▶ **EXERCISE INPUTS**
--
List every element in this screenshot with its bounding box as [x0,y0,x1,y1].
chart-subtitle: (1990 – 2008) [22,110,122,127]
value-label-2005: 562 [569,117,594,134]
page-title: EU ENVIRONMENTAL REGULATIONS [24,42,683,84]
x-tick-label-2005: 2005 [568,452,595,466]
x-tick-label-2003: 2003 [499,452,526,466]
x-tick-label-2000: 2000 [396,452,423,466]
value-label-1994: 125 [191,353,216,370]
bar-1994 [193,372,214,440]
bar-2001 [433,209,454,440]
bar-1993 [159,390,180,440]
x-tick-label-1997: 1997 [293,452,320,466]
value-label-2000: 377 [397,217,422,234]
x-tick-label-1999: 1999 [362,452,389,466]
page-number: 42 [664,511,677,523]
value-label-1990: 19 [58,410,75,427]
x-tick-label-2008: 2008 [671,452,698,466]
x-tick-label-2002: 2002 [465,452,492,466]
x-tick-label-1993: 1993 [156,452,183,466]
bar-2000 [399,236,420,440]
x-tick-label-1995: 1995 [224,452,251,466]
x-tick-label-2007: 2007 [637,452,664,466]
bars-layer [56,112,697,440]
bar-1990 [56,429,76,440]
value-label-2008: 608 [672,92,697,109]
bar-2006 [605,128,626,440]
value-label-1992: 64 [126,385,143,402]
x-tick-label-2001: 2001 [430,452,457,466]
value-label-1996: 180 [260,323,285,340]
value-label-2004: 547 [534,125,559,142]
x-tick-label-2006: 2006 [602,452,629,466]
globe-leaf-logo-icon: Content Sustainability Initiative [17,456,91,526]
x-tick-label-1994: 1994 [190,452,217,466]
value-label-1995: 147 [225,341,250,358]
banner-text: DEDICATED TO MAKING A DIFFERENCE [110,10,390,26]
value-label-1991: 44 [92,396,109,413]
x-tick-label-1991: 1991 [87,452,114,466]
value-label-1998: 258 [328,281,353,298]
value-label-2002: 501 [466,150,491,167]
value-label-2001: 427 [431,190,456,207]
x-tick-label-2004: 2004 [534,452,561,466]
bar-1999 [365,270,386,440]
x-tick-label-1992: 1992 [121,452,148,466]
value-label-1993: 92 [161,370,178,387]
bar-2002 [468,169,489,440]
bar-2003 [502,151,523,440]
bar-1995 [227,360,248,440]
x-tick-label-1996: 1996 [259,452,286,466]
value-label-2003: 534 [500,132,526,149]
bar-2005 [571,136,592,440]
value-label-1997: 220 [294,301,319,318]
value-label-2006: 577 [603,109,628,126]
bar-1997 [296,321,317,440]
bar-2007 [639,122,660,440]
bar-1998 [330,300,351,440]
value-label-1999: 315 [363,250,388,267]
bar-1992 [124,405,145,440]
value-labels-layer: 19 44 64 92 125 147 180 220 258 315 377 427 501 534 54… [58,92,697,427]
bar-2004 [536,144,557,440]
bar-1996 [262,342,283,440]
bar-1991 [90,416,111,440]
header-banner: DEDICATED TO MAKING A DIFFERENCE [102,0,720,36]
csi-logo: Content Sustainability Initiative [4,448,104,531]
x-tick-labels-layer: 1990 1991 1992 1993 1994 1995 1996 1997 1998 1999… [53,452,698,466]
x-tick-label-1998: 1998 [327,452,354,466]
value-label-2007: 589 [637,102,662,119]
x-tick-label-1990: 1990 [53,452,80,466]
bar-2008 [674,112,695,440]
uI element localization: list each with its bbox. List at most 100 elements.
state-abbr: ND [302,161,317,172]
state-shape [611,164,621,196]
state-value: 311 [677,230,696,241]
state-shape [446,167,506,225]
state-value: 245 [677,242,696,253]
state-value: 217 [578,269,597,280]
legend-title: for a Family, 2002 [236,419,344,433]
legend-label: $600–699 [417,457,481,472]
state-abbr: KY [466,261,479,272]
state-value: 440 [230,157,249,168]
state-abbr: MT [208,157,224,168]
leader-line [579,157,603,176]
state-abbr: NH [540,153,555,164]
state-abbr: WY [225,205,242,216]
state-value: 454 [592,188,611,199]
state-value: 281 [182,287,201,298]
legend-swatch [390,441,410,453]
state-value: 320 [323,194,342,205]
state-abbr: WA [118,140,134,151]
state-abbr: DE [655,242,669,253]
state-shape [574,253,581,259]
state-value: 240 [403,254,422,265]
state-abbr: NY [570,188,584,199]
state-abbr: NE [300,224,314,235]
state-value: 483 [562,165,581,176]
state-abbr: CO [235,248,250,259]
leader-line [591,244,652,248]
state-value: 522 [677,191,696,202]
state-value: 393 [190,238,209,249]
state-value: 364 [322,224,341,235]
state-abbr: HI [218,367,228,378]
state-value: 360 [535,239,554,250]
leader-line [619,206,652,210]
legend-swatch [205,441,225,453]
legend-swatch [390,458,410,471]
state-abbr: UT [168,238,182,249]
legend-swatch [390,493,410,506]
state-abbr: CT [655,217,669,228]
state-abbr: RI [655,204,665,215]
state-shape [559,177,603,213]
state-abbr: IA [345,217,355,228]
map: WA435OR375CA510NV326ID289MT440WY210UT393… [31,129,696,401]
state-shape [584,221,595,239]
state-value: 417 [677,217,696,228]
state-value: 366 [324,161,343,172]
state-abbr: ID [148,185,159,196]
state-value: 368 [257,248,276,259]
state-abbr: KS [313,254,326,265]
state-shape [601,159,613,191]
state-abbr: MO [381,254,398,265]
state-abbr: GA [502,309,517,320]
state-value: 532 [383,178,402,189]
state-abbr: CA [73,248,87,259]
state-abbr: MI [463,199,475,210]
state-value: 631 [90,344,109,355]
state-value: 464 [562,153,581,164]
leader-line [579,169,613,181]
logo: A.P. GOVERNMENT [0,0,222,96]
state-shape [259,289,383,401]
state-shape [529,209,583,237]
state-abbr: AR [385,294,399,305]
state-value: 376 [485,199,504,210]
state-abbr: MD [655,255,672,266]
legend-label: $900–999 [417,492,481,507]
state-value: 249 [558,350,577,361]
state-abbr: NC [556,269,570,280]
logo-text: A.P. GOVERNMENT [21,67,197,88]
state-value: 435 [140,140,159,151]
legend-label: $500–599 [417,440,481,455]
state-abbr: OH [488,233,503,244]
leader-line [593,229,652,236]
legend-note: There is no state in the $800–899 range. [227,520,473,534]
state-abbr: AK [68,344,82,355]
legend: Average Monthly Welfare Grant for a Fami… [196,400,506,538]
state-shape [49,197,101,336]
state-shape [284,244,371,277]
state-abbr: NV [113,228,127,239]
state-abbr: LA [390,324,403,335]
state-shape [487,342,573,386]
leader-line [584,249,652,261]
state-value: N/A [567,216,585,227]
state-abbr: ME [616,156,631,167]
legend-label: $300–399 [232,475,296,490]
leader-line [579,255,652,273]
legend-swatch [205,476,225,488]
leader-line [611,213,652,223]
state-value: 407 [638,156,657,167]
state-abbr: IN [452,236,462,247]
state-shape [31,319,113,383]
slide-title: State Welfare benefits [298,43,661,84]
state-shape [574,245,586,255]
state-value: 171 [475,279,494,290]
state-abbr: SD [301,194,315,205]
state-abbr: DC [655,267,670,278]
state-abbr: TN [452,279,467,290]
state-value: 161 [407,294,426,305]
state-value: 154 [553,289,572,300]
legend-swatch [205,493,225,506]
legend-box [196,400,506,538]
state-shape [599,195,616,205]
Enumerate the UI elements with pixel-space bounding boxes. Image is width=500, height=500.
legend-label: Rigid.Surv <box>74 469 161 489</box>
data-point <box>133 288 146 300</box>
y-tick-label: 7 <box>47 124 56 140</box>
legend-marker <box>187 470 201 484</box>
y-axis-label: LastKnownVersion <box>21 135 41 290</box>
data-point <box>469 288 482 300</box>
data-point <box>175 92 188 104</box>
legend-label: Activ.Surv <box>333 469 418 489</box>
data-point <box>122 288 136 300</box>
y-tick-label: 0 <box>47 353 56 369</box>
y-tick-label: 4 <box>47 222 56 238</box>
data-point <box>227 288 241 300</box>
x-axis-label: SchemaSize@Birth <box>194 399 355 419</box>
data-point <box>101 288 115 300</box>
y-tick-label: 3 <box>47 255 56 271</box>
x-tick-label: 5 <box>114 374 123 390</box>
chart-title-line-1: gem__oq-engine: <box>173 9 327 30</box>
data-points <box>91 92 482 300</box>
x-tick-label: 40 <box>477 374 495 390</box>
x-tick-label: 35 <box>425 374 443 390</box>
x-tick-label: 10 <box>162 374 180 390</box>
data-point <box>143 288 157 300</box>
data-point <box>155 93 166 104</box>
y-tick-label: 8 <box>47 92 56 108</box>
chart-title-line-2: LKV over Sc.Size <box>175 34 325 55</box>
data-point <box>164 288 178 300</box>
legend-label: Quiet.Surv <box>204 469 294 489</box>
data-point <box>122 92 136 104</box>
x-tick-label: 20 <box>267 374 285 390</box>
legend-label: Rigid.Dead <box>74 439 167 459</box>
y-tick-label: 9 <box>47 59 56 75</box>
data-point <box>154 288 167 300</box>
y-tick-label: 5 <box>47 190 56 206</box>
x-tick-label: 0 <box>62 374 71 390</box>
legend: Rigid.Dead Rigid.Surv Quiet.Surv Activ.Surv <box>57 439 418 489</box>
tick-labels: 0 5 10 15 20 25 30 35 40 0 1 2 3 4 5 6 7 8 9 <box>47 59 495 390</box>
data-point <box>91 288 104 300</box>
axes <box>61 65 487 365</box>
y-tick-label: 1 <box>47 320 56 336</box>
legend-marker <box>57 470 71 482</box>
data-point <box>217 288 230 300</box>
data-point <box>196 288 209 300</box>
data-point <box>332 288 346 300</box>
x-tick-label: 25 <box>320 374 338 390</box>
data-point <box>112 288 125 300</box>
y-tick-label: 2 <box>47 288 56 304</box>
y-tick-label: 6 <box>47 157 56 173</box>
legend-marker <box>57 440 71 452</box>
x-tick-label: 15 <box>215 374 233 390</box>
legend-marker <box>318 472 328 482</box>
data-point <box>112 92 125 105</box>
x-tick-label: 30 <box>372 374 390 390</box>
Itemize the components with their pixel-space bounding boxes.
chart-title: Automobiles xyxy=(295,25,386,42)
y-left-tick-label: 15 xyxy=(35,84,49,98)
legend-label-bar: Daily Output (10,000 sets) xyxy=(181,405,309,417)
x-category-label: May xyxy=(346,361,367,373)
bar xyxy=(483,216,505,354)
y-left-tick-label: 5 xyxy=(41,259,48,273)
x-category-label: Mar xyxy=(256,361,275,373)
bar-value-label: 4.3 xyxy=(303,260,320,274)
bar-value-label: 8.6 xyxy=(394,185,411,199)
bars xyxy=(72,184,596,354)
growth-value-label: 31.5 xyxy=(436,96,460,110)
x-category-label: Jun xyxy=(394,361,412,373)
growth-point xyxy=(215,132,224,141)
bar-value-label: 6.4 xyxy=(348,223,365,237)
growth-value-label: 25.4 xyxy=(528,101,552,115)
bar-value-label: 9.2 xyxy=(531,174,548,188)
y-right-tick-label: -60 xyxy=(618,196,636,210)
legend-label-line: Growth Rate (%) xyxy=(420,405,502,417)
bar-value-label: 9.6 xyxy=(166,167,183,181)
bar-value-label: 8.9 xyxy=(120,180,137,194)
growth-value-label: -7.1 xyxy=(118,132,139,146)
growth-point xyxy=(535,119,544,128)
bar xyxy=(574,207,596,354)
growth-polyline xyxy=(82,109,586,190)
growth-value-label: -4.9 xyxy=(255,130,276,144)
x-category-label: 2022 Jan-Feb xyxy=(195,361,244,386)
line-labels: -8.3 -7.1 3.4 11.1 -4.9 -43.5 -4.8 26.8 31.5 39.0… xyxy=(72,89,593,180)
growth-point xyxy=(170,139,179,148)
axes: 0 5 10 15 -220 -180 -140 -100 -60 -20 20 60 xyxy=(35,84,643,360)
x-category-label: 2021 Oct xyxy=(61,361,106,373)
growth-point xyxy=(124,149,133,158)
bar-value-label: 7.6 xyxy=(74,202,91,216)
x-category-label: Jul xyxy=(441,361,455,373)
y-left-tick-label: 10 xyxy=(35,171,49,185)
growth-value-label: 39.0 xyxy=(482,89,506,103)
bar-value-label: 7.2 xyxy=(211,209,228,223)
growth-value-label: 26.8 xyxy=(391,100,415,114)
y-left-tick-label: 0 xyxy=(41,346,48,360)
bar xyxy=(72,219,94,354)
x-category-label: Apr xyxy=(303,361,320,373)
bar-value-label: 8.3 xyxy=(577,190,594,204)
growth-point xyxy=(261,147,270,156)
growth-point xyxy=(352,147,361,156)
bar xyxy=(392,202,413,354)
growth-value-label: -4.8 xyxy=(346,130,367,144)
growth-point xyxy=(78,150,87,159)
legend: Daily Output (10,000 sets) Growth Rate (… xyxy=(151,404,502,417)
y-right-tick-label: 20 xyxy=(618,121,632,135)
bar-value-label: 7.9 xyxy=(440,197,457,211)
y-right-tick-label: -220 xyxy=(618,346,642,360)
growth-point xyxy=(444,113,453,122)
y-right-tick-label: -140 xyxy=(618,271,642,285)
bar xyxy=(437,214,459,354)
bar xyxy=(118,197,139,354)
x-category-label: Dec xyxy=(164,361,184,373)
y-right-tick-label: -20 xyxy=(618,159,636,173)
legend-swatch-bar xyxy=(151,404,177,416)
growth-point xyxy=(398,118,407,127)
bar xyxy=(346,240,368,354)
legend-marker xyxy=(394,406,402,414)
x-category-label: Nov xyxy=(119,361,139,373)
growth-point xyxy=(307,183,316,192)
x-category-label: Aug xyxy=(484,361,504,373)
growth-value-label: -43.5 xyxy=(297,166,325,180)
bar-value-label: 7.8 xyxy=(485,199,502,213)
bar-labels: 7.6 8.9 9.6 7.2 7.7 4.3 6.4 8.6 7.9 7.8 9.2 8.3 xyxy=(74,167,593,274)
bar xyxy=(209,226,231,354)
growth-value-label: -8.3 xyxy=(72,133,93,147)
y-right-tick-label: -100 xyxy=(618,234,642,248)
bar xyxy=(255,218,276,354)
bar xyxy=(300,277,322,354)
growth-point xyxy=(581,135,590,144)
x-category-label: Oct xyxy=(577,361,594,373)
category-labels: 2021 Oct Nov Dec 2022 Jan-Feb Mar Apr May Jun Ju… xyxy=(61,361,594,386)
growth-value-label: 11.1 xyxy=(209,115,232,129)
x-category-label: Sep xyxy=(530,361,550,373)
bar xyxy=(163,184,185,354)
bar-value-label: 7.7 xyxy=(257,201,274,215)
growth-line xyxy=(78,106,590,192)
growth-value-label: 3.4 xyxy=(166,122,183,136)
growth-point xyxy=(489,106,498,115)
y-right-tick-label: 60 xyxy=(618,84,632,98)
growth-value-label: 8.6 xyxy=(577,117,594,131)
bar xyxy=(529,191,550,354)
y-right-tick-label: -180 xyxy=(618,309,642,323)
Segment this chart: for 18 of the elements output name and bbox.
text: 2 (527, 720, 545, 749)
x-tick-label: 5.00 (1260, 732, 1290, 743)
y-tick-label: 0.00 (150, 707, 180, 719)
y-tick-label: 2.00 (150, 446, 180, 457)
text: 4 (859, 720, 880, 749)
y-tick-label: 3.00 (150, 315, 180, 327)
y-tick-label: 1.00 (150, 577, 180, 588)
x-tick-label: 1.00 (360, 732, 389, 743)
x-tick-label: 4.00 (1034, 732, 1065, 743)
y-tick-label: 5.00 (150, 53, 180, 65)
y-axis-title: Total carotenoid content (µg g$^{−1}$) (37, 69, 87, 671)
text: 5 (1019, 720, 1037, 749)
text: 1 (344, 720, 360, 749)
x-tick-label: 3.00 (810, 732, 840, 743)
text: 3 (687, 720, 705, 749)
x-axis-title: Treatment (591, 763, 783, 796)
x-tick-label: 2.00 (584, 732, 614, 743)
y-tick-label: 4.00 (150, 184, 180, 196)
--
▶ **STATED GOAL**
Repeat verbatim everything from the start of the material down to the line containing "value-label-1994: 125 [191,353,216,370]", including that line.

▶ **RESPONSE TO THIS TASK**
List every element in this screenshot with its bounding box as [x0,y0,x1,y1].
chart-subtitle: (1990 – 2008) [22,110,122,127]
value-label-2005: 562 [569,117,594,134]
page-title: EU ENVIRONMENTAL REGULATIONS [24,42,683,84]
x-tick-label-2005: 2005 [568,452,595,466]
x-tick-label-2003: 2003 [499,452,526,466]
x-tick-label-2000: 2000 [396,452,423,466]
value-label-1994: 125 [191,353,216,370]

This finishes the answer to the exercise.